— start Exercise material —
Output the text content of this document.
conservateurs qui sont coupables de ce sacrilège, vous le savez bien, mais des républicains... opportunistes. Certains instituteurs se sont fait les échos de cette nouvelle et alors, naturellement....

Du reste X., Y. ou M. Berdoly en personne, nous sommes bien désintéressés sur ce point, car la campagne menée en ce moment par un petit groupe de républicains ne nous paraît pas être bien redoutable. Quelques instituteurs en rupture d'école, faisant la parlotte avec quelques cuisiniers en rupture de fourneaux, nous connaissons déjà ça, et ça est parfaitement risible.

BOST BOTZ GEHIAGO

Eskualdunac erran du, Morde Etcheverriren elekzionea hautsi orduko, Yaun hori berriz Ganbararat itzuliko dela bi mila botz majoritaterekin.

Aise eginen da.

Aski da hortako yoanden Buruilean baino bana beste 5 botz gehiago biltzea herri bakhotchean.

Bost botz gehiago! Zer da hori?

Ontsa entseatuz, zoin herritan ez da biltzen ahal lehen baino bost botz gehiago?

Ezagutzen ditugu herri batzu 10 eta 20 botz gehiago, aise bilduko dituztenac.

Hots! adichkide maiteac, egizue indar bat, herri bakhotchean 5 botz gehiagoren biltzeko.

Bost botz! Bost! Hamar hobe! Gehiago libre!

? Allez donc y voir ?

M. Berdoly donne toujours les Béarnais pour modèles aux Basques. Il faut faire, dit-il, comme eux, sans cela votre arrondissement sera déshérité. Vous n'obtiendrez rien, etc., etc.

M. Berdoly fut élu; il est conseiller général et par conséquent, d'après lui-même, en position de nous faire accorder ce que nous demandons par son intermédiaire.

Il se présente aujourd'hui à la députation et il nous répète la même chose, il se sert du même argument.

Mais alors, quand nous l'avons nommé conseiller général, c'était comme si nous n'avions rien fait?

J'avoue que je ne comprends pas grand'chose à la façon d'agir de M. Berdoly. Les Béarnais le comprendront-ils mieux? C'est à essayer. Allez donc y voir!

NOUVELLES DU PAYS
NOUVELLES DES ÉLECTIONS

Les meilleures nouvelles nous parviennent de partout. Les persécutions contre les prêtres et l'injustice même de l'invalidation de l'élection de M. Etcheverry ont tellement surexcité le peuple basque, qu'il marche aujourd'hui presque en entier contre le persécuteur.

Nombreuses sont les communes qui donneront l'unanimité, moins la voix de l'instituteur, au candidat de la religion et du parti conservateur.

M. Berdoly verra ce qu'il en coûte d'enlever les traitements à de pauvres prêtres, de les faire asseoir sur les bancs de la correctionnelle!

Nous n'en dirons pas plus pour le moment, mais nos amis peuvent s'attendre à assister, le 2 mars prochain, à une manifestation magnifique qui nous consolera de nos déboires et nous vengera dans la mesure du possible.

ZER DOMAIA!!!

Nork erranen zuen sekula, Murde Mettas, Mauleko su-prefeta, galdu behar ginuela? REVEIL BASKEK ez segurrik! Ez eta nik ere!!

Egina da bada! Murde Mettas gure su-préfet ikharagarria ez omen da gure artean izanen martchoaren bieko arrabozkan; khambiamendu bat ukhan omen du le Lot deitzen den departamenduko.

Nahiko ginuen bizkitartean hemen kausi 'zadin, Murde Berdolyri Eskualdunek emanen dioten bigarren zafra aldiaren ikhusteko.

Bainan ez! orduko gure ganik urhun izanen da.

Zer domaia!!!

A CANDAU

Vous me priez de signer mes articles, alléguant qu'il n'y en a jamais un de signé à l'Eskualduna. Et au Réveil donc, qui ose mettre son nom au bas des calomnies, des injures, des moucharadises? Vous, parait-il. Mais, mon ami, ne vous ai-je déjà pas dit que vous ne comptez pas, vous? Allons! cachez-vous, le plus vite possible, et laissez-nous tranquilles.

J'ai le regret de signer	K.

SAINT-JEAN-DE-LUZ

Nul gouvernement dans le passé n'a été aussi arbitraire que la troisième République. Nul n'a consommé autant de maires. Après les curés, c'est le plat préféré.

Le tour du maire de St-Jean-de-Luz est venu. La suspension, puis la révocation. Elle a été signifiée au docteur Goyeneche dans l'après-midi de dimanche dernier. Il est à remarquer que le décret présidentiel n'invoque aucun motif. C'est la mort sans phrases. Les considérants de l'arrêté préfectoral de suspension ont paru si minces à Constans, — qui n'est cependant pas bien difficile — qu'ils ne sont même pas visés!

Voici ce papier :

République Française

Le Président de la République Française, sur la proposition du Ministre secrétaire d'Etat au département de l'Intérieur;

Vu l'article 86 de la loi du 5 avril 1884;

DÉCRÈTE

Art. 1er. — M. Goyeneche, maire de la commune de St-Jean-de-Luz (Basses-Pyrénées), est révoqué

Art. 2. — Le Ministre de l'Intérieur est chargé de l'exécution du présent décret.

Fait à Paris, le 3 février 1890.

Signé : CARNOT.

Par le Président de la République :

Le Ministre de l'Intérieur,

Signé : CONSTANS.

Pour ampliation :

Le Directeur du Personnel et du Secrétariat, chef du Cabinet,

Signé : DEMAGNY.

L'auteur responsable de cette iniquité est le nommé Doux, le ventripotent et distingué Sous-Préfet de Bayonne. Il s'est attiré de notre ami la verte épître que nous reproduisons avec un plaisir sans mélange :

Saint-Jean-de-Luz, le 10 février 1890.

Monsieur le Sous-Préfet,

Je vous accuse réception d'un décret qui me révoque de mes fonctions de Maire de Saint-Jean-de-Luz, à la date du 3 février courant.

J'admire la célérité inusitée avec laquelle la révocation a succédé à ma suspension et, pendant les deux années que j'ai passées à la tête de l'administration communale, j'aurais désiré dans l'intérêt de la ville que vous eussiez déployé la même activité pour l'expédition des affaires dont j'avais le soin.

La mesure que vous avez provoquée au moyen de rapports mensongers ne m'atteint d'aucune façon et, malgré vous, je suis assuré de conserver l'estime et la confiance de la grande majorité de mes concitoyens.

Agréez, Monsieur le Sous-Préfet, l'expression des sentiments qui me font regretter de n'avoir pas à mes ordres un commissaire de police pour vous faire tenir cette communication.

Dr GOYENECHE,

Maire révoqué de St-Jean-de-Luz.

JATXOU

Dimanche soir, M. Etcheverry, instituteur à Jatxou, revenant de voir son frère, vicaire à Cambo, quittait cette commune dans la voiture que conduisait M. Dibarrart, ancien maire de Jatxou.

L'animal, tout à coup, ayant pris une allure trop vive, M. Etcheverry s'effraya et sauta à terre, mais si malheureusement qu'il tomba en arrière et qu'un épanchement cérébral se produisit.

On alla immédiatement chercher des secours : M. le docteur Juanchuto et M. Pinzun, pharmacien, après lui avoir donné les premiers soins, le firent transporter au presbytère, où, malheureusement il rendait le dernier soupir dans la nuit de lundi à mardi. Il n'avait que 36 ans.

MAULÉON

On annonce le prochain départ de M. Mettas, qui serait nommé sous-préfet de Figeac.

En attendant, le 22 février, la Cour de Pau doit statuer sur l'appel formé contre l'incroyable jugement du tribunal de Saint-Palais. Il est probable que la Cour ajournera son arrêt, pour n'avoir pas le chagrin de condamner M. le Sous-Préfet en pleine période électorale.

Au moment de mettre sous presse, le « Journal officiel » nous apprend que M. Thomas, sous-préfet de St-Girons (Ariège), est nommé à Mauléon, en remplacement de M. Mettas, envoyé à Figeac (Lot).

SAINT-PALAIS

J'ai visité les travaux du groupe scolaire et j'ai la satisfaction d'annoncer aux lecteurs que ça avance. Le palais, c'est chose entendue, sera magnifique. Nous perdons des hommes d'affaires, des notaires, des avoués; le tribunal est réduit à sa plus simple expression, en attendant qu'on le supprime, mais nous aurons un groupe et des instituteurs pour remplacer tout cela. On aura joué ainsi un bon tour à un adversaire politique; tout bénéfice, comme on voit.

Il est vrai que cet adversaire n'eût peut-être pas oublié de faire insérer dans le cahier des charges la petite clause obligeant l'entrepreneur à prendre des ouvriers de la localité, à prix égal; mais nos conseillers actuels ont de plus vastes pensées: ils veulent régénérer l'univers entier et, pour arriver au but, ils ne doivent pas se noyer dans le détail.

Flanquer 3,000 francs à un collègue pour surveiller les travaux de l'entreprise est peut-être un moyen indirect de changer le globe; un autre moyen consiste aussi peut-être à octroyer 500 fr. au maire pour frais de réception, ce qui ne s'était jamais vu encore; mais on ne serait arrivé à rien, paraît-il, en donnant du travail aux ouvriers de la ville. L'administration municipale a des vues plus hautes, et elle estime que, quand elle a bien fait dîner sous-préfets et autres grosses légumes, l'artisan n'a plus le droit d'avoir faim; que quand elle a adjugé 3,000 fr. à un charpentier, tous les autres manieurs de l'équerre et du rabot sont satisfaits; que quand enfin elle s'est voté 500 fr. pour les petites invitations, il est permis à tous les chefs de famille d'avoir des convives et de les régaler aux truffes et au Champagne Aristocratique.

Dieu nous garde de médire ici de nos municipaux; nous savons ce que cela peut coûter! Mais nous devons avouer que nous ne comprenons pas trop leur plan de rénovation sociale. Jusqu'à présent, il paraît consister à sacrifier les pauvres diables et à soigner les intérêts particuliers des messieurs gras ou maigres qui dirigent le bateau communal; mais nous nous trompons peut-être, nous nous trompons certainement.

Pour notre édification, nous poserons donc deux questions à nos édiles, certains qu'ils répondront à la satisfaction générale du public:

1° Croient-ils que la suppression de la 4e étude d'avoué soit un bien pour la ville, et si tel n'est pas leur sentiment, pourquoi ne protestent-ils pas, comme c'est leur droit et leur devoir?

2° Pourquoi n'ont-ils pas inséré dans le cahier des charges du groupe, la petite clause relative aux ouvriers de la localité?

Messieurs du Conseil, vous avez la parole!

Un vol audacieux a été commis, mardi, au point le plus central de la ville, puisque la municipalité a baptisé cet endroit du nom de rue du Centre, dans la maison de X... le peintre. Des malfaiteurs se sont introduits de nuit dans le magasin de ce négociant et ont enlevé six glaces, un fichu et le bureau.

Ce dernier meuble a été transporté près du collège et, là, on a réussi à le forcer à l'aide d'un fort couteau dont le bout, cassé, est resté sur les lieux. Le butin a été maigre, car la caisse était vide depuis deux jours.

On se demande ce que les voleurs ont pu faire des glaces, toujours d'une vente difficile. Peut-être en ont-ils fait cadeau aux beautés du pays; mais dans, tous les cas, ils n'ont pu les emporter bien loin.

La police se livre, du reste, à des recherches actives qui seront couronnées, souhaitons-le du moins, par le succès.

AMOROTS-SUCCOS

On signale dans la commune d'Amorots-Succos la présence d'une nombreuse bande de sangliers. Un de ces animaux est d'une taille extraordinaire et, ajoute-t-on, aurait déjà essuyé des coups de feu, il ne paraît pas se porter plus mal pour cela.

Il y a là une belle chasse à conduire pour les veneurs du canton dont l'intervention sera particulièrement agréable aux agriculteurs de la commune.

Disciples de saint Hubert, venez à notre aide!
— end Exercise material —
## Task brief
Look for "malheureusement" and pull out every line that has it.

## Output of the exercise
L'animal, tout à coup, ayant pris une allure trop vive, M. Etcheverry s'effraya et sauta à terre, mais si malheureusement qu'il tomba en arrière et qu'un épanchement cérébral se produisit.
On alla immédiatement chercher des secours : M. le docteur Juanchuto et M. Pinzun, pharmacien, après lui avoir donné les premiers soins, le firent transporter au presbytère, où, malheureusement il rendait le dernier soupir dans la nuit de lundi à mardi. Il n'avait que 36 ans.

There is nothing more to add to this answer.